Wherever the string "Bitcoin" appears, copy the whole line.
--- Start ---
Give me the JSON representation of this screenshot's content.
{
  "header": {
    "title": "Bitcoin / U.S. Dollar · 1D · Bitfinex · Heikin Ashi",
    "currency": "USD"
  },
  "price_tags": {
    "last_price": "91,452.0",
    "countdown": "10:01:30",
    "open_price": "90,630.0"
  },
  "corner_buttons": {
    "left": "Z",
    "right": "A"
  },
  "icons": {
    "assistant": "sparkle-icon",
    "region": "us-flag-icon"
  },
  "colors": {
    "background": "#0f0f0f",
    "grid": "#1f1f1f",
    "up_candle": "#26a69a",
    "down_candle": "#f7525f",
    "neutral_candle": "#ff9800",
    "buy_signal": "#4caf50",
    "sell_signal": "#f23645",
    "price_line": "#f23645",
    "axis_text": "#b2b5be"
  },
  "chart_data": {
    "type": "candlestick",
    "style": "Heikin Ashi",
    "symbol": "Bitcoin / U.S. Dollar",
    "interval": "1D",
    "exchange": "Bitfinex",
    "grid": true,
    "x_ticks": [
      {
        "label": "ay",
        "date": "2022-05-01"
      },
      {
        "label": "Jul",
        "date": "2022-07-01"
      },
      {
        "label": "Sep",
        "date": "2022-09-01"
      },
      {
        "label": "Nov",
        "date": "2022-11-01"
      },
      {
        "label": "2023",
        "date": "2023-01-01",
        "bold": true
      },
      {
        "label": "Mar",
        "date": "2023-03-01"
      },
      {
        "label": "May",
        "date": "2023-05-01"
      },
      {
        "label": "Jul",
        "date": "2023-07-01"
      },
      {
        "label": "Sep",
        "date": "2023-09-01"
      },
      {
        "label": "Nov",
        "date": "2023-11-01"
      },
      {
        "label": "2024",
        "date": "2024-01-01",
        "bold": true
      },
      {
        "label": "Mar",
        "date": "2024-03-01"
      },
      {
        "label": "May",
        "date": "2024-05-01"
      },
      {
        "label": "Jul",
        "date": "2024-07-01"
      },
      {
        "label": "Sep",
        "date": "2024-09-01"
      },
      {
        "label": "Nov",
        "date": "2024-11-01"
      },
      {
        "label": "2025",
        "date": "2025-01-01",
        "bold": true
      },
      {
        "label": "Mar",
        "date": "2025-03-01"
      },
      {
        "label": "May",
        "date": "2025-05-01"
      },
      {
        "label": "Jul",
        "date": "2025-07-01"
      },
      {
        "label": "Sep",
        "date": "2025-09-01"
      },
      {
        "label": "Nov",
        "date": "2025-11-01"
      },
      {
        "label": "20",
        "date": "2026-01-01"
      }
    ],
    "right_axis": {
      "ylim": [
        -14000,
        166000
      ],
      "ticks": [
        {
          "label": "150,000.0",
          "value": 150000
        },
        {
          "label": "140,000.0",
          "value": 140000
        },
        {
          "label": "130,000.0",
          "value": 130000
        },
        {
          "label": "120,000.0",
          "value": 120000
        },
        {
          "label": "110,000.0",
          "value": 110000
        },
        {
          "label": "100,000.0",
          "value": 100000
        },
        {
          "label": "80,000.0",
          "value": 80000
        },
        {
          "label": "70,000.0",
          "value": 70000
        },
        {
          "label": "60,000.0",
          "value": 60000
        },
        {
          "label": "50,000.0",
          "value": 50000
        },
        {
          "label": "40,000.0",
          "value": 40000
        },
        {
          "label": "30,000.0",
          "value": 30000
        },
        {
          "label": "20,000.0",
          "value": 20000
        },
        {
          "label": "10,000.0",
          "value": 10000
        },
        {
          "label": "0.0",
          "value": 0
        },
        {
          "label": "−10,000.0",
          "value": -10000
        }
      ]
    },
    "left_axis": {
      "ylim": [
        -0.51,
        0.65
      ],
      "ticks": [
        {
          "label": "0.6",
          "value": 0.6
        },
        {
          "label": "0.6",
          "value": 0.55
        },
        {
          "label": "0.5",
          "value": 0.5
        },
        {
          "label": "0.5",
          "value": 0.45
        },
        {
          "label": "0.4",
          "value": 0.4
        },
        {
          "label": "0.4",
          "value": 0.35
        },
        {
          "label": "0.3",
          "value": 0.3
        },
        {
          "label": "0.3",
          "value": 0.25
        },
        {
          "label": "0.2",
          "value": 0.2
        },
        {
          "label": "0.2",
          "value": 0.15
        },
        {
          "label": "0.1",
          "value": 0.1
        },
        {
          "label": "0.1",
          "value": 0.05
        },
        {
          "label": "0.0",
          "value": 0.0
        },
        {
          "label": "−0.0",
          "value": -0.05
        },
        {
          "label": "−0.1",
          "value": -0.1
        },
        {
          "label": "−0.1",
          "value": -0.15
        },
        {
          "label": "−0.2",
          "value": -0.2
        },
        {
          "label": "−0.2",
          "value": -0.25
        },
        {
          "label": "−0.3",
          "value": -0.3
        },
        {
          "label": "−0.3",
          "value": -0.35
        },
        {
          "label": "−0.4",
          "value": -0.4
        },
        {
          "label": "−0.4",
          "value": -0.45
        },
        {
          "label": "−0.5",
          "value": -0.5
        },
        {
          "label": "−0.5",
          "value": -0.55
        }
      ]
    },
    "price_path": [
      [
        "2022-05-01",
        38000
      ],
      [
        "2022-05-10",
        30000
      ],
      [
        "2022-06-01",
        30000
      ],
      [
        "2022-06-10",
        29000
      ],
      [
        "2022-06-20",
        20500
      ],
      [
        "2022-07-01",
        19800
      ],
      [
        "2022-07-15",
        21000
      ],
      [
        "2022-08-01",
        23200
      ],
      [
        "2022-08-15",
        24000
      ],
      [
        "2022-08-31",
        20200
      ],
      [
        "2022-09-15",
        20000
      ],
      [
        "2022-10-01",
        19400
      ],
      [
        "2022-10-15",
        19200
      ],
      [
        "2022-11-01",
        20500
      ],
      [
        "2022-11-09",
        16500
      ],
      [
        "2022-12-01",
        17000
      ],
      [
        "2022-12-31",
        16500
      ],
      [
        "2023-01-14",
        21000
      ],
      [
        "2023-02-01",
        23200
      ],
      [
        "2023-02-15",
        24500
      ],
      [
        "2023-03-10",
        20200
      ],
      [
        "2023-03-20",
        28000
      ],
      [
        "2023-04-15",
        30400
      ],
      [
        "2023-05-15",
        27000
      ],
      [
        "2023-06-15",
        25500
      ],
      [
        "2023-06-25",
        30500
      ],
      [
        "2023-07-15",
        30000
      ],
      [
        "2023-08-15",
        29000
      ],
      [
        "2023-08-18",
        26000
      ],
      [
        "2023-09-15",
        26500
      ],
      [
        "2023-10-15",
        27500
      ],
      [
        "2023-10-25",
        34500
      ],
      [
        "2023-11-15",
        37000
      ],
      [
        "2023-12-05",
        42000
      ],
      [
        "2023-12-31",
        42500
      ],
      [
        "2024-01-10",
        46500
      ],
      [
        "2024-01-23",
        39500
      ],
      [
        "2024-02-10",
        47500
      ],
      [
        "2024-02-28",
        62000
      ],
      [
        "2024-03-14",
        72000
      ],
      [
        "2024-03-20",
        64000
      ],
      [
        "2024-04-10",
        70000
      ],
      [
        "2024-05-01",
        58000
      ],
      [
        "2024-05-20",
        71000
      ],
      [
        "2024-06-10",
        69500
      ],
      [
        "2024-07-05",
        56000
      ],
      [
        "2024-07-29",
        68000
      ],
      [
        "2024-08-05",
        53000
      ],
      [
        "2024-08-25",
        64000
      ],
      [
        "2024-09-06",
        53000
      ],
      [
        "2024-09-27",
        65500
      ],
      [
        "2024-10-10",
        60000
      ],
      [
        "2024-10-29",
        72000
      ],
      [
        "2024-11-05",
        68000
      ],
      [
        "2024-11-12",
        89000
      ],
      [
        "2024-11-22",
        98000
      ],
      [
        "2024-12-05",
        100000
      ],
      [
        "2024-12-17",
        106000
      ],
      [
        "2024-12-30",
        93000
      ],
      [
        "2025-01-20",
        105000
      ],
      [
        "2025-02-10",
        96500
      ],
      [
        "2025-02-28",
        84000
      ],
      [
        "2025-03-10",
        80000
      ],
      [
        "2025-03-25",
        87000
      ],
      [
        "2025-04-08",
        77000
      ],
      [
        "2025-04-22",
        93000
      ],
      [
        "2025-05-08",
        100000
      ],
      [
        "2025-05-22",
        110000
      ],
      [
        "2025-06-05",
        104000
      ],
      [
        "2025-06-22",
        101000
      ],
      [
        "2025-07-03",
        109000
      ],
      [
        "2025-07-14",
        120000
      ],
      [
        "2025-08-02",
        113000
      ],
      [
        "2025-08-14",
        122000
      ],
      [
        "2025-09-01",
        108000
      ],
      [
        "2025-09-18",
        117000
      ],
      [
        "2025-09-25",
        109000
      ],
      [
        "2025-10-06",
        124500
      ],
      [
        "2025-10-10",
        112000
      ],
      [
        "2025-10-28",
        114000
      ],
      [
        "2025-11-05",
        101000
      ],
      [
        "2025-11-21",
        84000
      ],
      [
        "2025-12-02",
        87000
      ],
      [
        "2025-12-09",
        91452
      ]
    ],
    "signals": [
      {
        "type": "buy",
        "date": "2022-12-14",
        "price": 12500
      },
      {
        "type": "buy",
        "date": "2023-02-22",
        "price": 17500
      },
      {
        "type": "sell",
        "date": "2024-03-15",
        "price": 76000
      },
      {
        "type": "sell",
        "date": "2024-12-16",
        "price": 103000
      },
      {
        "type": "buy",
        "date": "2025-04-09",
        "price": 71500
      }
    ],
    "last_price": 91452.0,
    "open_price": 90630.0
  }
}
--- End ---
# CORRECT OUTPUT:
    "title": "Bitcoin / U.S. Dollar · 1D · Bitfinex · Heikin Ashi",
    "symbol": "Bitcoin / U.S. Dollar",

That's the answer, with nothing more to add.